■ Article ■
※ ※ ※
Yes. Look for bargains and trade-off bargains, but look for those that are clearly showing volume and grade that are already showing easy to mine and a lot of resource.
Good points DT, on being nimble and updating one’s due diligence on companies.
For example, with Eloro, there was a lot of hype and hyperbole from retail throngs the last few years as things kept progressing with their drilling to the point when the resource estimate was getting ready to come out just a month back… Then initial resource underwhelmed the market expectations on grade and tanked post resource announcement. We’ve seen that same movie over and over again in this sector.
There is still a lot of metal in the ground there in that resource, but a number of investors and pundits were critical as to what the economics may be to actually extract those resources in a larger operation at those average grades depicted. THAT is why the selling in ELO suddenly accelerated to the downside in late August and early September on large volume as many bailed on positions. However, there are 2 sides to every market, and there were people buying on the other side of that selling to accumulate Eloro into the recent weakness, so clearly other investors see value there. I was considering taking a deeper look myself now that it’s been taken out behind the woodshed and beaten, but there has been so much back and forth with investors lately highlighting the good, the bad, and the ugly, that to me it just seems simpler to accumulate companies with a more clear value proposition or less uncertainty.
The point being that it is important to note when selling is the result of poor sentiment only with the story still very intact, versus when it is actually fueled by the latest news underwhelming expectations. Not every selloff in a company is a buy, if there are skeletons in the closet. However, the sentiment has been so bad lately that even good to reasonably good news events have become liquidity events. Also there have been good resource estimates put out by other companies that generated similar selling when market expectations were too unreasonably high leading into it, and then the company has to really work double-time to regain trust and show their value proposition.
For another recent example, just look at Aston Bay (BAY) where it rocketed up 400%-500% in August into early September on good copper drill results, and now just a month later has done a return trip almost all the way back down again as gravity and reality set back in, paired with tough investor sentiment the last few weeks. That was a rocket ride up and then an elevator ride right back down again.
※ ※ ※
■ What is expected ■
Continue the comment on mining-stock selloffs from the point where it stops.
※ ※ ※
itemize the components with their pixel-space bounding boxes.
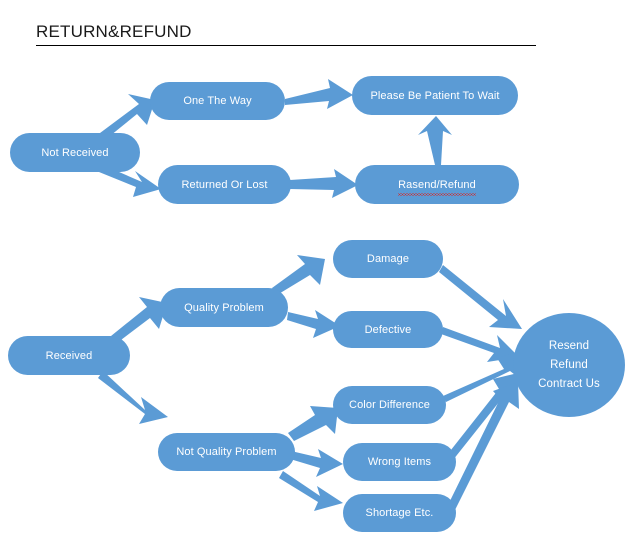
arrow-received-to-not-quality-problem: [98, 371, 168, 424]
arrow-quality-problem-to-damage: [272, 255, 325, 295]
node-label: Not Received: [41, 146, 109, 159]
node-label: Please Be Patient To Wait: [370, 89, 500, 102]
node-label: Returned Or Lost: [181, 178, 268, 191]
node-label: Quality Problem: [184, 301, 264, 314]
node-one-the-way[interactable]: One The Way: [150, 82, 285, 120]
node-color-difference[interactable]: Color Difference: [333, 386, 446, 424]
arrow-returned-or-lost-to-rasend-refund: [290, 169, 358, 198]
node-not-received[interactable]: Not Received: [10, 133, 140, 172]
node-label: Color Difference: [349, 399, 430, 411]
node-received[interactable]: Received: [8, 336, 130, 375]
node-label: Shortage Etc.: [365, 507, 434, 519]
node-rasend-refund[interactable]: Rasend/Refund: [355, 165, 519, 204]
node-defective[interactable]: Defective: [333, 311, 443, 348]
node-label-line-3: Contract Us: [538, 377, 600, 390]
node-label-line-2: Refund: [550, 358, 588, 371]
node-label: One The Way: [183, 95, 252, 107]
node-quality-problem[interactable]: Quality Problem: [160, 288, 288, 327]
flowchart-canvas: RETURN&REFUND Not Received One The Way R…: [0, 0, 640, 544]
arrow-not-quality-problem-to-shortage-etc: [279, 471, 343, 511]
node-not-quality-problem[interactable]: Not Quality Problem: [158, 433, 295, 471]
node-returned-or-lost[interactable]: Returned Or Lost: [158, 165, 291, 204]
arrow-not-quality-problem-to-color-difference: [288, 406, 338, 441]
arrow-rasend-refund-to-please-be-patient: [418, 116, 452, 165]
node-label-misspelled: Rasend/Refund: [398, 178, 476, 196]
node-label-line-1: Resend: [548, 339, 590, 352]
node-please-be-patient-to-wait[interactable]: Please Be Patient To Wait: [352, 76, 518, 115]
arrow-not-quality-problem-to-wrong-items: [290, 449, 343, 477]
arrow-damage-to-resend-refund-contact: [439, 265, 522, 329]
arrow-quality-problem-to-defective: [287, 310, 340, 338]
node-label: Defective: [364, 323, 412, 336]
node-label: Damage: [366, 253, 410, 265]
node-resend-refund-contact-us[interactable]: Resend Refund Contract Us: [513, 313, 625, 417]
node-wrong-items[interactable]: Wrong Items: [343, 443, 456, 481]
arrow-received-to-quality-problem: [111, 297, 167, 343]
arrow-one-the-way-to-please-be-patient: [285, 79, 353, 109]
node-label: Not Quality Problem: [176, 446, 277, 458]
arrow-layer: [98, 79, 522, 512]
node-damage[interactable]: Damage: [333, 240, 443, 278]
node-label: Received: [45, 349, 93, 362]
node-label: Wrong Items: [367, 456, 432, 468]
node-shortage-etc[interactable]: Shortage Etc.: [343, 494, 456, 532]
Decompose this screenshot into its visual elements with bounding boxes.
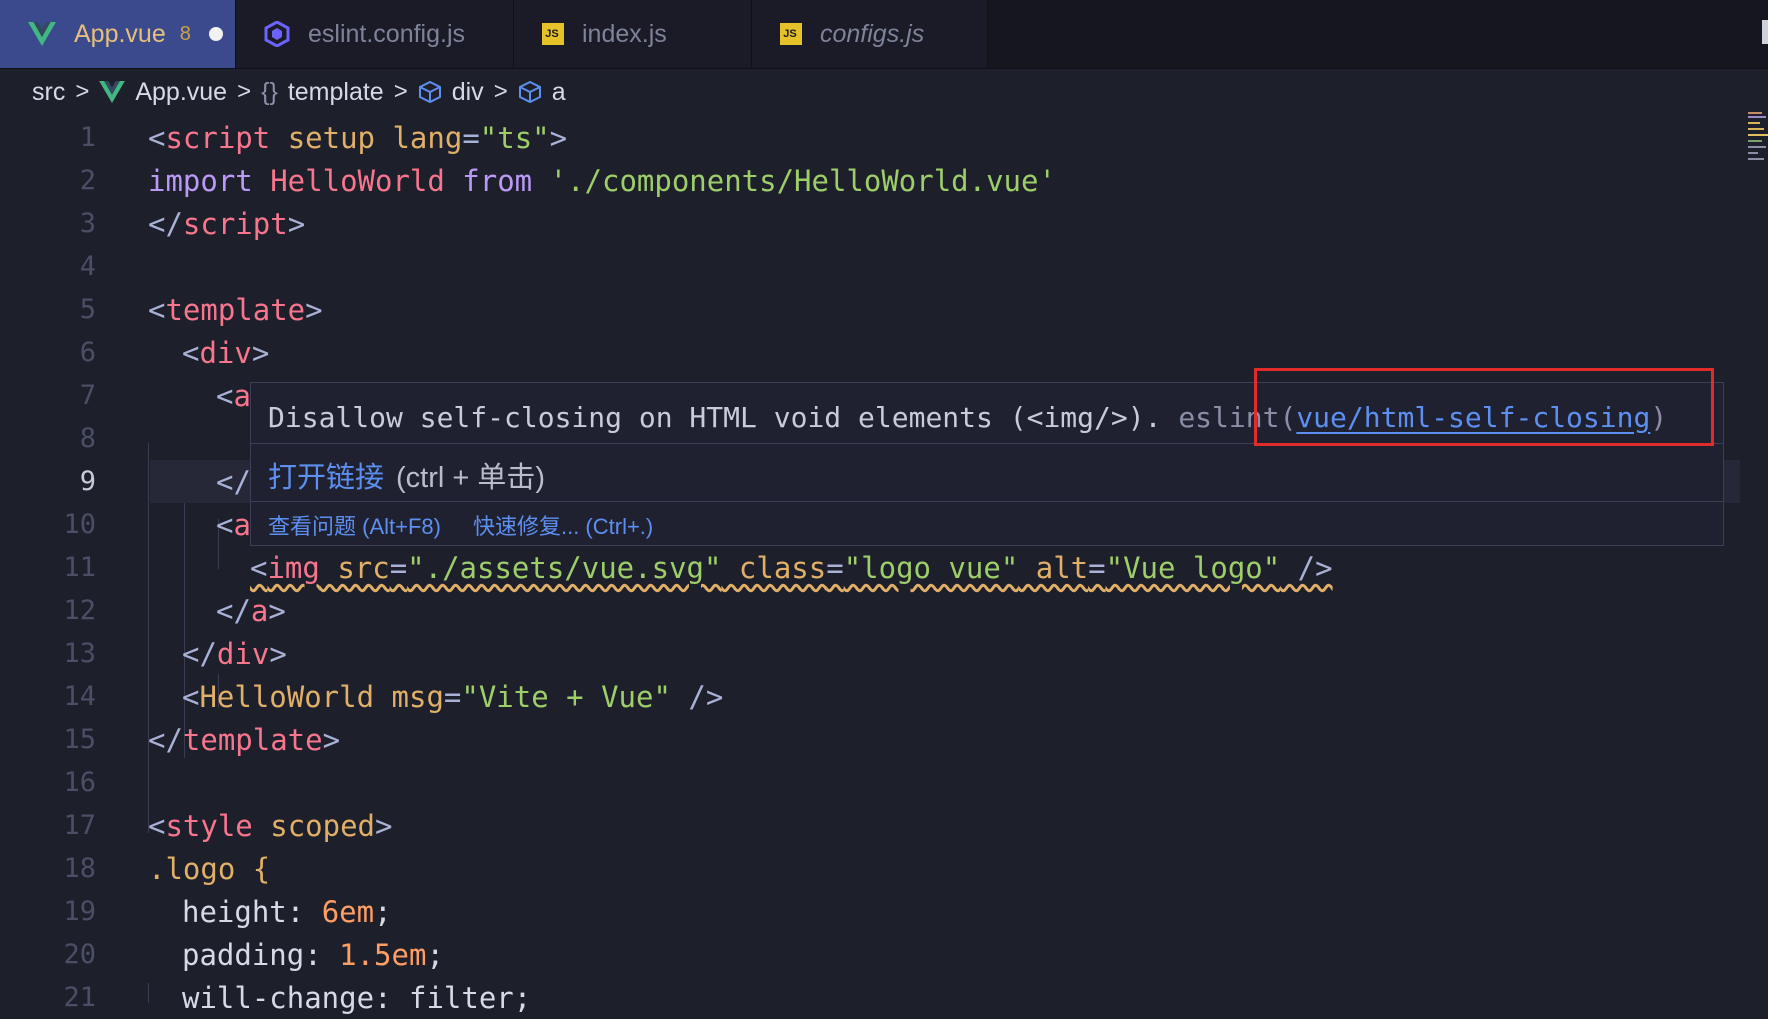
- code-line[interactable]: 16: [0, 761, 1740, 804]
- code-line[interactable]: 11 <img src="./assets/vue.svg" class="lo…: [0, 546, 1740, 589]
- tab-label: eslint.config.js: [308, 19, 466, 48]
- tab-configs-js[interactable]: JS configs.js: [752, 0, 988, 68]
- code-line[interactable]: 18 .logo {: [0, 847, 1740, 890]
- breadcrumb-item-app-vue[interactable]: App.vue: [99, 78, 227, 107]
- code-editor[interactable]: 1 <script setup lang="ts"> 2 import Hell…: [0, 116, 1768, 1015]
- vue-icon: [28, 22, 56, 46]
- divider: [251, 501, 1723, 502]
- vue-icon: [99, 81, 126, 103]
- breadcrumb-item-src[interactable]: src: [32, 78, 65, 107]
- tab-scrollbar[interactable]: [1762, 20, 1768, 44]
- js-icon: JS: [542, 23, 564, 45]
- code-line[interactable]: 5 <template>: [0, 288, 1740, 331]
- minimap-line: [1748, 128, 1764, 130]
- highlight-annotation-box: [1254, 368, 1714, 446]
- tab-label: App.vue: [74, 19, 166, 48]
- tab-index-js[interactable]: JS index.js: [514, 0, 752, 68]
- code-line[interactable]: 3 </script>: [0, 202, 1740, 245]
- breadcrumb-item-div[interactable]: div: [418, 78, 484, 107]
- code-line[interactable]: 17 <style scoped>: [0, 804, 1740, 847]
- minimap-line: [1748, 134, 1768, 136]
- unsaved-dot-icon[interactable]: [208, 27, 223, 41]
- cube-icon: [418, 80, 442, 104]
- code-line[interactable]: 15 </template>: [0, 718, 1740, 761]
- cube-icon: [518, 80, 542, 104]
- open-link-hint: (ctrl + 单击): [396, 462, 546, 494]
- code-line[interactable]: 21 will-change: filter;: [0, 976, 1740, 1019]
- minimap-line: [1748, 152, 1758, 154]
- breadcrumb-item-a[interactable]: a: [518, 78, 566, 107]
- code-line[interactable]: 12 </a>: [0, 589, 1740, 632]
- code-line[interactable]: 14 <HelloWorld msg="Vite + Vue" />: [0, 675, 1740, 718]
- editor-tab-bar: App.vue 8 eslint.config.js JS index.js J…: [0, 0, 1768, 69]
- lint-warning-squiggle[interactable]: <img src="./assets/vue.svg" class="logo …: [250, 551, 1333, 585]
- chevron-right-icon: >: [493, 78, 508, 105]
- code-line[interactable]: 2 import HelloWorld from './components/H…: [0, 159, 1740, 202]
- code-line[interactable]: 19 height: 6em;: [0, 890, 1740, 933]
- code-line[interactable]: 4: [0, 245, 1740, 288]
- chevron-right-icon: >: [75, 78, 90, 105]
- minimap[interactable]: [1748, 110, 1768, 180]
- open-link[interactable]: 打开链接: [268, 454, 384, 496]
- hover-actions: 查看问题 (Alt+F8) 快速修复... (Ctrl+.): [268, 507, 685, 543]
- view-problem-button[interactable]: 查看问题 (Alt+F8): [268, 509, 441, 541]
- minimap-line: [1748, 158, 1764, 160]
- js-icon: JS: [780, 23, 802, 45]
- chevron-right-icon: >: [237, 78, 252, 105]
- minimap-line: [1748, 146, 1766, 148]
- minimap-line: [1748, 140, 1762, 142]
- minimap-line: [1748, 122, 1760, 124]
- code-line[interactable]: 1 <script setup lang="ts">: [0, 116, 1740, 159]
- breadcrumb-item-template[interactable]: {} template: [261, 78, 384, 107]
- tab-app-vue[interactable]: App.vue 8: [0, 0, 236, 68]
- minimap-line: [1748, 116, 1766, 118]
- braces-icon: {}: [261, 77, 278, 106]
- tab-label: configs.js: [820, 19, 925, 48]
- code-line[interactable]: 20 padding: 1.5em;: [0, 933, 1740, 976]
- quick-fix-button[interactable]: 快速修复... (Ctrl+.): [473, 509, 653, 541]
- code-line[interactable]: 13 </div>: [0, 632, 1740, 675]
- open-link-row: 打开链接 (ctrl + 单击): [268, 449, 545, 501]
- breadcrumb: src > App.vue > {} template > div > a: [0, 68, 1768, 116]
- tab-eslint-config[interactable]: eslint.config.js: [236, 0, 514, 68]
- tab-label: index.js: [582, 19, 667, 48]
- chevron-right-icon: >: [393, 78, 408, 105]
- minimap-line: [1748, 112, 1762, 114]
- eslint-icon: [264, 21, 290, 47]
- problem-count-badge: 8: [179, 22, 191, 45]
※ ※ ※
■ Task result ■
For those that traded that that move successfully, it could have really bailed out a lot of losing positions in one’s portfolio. However for the “Johnny come lately” investors that piled into the stock after it had already blasted higher, following the herd….. those punters were left holding the bag. It wasn’t just those piling in on the latest craze though…. additionally, many longer term shareholders that have been upset with the selldown since 2016 or 2018, just sat in it last month watching it surge higher to those levels, and yet so many didn’t take any action to harvest great gains when they presented themselves. Those same people likely think you can’t make money in junior mining stocks, blaming the sector, but when they have the big gains, they fail to harvest over and over again. It takes looking in the mirror and personal accountability, and often people’s greed or fear emotions cloud the logical path to successful speculating.
As we’ve mentioned many times on here… these junior resource stocks are often like “lit matches” and it is typically best to take the wins when they present themselves (at least on partial positions) as they often disappear quickly after going up one side of the parabola and then down the other side of it.
Out of thousands of junior mining stocks for the last decade+ there have been very very few that have been longer term buy and hold positions for years. This has not been a Livermore “be right and sit tight” sector, and those that conflate commodity juniors with the blue chip general equity stocks he was talking about in his book have missed the point the whole way along. These stocks have been trades, not buy and holds for many many years now. Most have a season or two of upward thrusts (3-6 months typically… maybe a year or so) and then after such outsized gains, they either channel sideways to down or worse, some turn right back down again with a vengeance. Knowing when to sell is just as important as knowing when to buy.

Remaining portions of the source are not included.